Items from a dataset:
-- Begin --

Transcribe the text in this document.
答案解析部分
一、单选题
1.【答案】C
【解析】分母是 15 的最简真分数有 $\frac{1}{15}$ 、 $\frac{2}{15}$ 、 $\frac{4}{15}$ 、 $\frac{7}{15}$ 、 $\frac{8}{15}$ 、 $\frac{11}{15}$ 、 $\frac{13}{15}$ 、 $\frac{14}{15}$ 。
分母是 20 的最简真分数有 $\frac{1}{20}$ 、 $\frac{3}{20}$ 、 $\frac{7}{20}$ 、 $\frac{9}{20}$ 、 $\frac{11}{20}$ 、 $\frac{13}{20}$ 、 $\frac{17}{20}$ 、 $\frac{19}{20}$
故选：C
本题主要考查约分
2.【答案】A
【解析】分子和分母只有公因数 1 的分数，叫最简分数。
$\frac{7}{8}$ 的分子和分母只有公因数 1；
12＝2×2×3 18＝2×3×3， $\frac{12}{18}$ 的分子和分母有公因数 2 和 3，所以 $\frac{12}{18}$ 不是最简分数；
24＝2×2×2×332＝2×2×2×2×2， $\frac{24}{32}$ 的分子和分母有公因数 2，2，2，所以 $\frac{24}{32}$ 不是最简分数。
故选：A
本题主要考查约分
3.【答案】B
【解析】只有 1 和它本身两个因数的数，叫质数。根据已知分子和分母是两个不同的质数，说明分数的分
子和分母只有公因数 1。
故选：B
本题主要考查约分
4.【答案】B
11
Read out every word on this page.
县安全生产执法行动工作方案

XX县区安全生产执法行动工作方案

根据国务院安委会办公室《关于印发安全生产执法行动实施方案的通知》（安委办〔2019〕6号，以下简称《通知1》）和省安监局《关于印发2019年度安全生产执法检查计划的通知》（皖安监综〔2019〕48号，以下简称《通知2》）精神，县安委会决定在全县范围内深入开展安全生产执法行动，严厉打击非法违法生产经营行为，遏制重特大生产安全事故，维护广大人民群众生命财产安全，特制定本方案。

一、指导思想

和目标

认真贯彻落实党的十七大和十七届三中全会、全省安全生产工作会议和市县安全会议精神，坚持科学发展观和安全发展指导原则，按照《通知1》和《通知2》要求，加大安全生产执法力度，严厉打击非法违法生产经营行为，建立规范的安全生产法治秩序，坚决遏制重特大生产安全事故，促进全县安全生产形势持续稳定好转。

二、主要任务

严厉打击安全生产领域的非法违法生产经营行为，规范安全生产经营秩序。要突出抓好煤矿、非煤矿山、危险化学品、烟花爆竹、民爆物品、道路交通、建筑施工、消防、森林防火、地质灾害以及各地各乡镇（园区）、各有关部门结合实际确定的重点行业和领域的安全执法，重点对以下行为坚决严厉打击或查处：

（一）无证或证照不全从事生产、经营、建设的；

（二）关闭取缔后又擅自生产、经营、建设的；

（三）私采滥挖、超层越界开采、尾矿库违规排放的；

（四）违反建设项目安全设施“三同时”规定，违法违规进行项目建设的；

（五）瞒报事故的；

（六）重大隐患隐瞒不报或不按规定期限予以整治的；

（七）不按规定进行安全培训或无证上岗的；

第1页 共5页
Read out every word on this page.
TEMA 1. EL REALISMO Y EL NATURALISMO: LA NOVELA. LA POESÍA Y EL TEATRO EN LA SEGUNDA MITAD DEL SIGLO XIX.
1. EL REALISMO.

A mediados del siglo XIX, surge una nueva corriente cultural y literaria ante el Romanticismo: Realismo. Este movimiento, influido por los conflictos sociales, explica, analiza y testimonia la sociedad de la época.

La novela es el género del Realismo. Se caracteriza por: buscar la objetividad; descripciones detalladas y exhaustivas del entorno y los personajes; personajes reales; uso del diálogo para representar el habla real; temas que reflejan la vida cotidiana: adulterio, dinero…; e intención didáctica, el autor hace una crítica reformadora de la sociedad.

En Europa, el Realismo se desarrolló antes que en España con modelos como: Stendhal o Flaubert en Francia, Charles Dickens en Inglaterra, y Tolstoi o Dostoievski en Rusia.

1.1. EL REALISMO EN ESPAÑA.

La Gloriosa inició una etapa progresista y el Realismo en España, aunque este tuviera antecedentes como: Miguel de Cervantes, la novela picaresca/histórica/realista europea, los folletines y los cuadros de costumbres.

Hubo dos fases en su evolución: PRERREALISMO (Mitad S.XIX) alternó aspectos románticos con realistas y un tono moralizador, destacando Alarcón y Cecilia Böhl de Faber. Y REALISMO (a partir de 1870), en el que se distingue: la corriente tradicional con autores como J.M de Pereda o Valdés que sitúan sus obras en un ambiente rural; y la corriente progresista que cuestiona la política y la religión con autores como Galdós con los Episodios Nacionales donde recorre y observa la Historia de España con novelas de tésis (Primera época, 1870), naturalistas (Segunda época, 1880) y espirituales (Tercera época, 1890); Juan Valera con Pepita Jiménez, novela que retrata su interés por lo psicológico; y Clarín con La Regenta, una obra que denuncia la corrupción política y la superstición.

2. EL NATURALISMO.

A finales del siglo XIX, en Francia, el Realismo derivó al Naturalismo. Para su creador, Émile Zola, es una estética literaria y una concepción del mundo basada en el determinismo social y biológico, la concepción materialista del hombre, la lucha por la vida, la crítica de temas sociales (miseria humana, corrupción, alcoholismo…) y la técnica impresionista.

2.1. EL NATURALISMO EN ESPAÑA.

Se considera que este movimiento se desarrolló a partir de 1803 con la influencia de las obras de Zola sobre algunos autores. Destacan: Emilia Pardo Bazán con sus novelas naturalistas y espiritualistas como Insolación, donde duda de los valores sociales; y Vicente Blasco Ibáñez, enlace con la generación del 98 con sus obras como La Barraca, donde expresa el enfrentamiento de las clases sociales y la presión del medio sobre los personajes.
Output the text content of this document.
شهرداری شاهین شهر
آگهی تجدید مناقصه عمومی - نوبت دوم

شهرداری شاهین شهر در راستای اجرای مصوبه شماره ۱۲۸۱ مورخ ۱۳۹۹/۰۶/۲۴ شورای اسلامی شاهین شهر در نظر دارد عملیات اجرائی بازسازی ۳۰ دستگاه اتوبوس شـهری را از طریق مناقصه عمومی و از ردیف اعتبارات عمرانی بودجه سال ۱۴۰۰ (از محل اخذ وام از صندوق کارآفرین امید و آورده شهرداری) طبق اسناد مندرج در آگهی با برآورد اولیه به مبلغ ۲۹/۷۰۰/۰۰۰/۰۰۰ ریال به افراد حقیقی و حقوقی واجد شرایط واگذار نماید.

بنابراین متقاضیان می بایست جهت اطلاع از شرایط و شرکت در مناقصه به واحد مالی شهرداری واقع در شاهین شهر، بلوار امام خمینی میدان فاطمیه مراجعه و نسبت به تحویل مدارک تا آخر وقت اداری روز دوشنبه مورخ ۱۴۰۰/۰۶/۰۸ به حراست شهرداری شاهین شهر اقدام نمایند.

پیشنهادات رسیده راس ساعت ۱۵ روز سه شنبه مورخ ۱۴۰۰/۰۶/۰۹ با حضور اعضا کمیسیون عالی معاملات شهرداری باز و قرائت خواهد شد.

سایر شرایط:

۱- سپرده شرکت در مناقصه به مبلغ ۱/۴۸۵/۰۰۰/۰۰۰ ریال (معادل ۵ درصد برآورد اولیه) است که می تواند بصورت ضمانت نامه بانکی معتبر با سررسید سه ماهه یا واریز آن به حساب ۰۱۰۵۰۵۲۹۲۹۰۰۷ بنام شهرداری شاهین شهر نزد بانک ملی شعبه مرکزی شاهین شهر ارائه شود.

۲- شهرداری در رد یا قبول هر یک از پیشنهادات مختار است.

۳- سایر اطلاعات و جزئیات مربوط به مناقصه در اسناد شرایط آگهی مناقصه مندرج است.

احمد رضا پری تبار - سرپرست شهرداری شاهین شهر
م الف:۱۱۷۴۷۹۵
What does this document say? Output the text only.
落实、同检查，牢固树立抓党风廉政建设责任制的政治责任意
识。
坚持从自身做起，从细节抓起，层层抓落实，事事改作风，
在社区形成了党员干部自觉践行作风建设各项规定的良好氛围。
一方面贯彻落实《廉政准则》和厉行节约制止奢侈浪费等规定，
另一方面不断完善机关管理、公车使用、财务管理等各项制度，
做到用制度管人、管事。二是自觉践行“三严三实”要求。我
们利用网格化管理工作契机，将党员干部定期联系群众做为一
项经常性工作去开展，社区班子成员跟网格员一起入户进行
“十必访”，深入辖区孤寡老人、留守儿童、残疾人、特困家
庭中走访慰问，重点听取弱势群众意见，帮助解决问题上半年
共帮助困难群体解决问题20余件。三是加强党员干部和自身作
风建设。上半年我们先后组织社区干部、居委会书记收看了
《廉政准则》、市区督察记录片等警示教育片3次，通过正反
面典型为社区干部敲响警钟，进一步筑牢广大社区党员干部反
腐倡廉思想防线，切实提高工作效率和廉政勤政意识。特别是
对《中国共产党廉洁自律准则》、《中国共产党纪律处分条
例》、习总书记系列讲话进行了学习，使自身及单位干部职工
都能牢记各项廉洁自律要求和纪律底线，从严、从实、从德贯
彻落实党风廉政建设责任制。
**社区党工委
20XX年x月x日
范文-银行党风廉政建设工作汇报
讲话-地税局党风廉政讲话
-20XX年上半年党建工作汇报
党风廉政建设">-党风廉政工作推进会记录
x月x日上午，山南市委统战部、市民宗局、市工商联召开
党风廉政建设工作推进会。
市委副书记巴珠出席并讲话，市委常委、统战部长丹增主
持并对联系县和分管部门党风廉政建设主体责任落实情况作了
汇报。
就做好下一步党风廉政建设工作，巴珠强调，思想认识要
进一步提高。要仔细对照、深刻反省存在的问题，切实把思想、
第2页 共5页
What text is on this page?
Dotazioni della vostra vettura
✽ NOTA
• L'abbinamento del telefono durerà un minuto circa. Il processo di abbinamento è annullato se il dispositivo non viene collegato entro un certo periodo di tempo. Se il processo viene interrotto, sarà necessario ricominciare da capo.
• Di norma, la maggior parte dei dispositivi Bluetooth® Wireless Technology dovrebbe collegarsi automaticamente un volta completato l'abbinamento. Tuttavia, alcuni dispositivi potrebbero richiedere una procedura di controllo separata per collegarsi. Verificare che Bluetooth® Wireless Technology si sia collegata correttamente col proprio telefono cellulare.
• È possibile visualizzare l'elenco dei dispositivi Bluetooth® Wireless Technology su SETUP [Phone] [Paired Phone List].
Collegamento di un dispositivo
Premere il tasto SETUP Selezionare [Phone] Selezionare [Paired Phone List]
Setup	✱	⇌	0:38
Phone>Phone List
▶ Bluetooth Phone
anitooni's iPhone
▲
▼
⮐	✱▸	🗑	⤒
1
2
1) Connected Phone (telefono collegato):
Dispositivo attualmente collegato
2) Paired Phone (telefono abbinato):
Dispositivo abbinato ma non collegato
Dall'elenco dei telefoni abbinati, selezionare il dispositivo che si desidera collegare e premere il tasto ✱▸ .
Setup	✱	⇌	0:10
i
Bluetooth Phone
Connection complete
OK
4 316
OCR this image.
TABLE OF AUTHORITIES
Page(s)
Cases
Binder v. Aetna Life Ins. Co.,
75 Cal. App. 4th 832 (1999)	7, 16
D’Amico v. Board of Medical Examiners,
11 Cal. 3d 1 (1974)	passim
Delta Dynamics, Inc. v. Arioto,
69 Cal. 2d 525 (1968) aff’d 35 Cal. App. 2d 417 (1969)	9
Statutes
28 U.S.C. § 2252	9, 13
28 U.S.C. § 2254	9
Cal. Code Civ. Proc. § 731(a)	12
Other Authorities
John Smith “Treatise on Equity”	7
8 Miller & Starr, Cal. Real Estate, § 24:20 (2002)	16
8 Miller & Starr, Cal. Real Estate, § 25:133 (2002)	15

-- End --

▶ [WORK TO COMPLETE]: Only the number should be given: how many lines of the data contain the word "obras"?

▶ [RESPONSE]: 2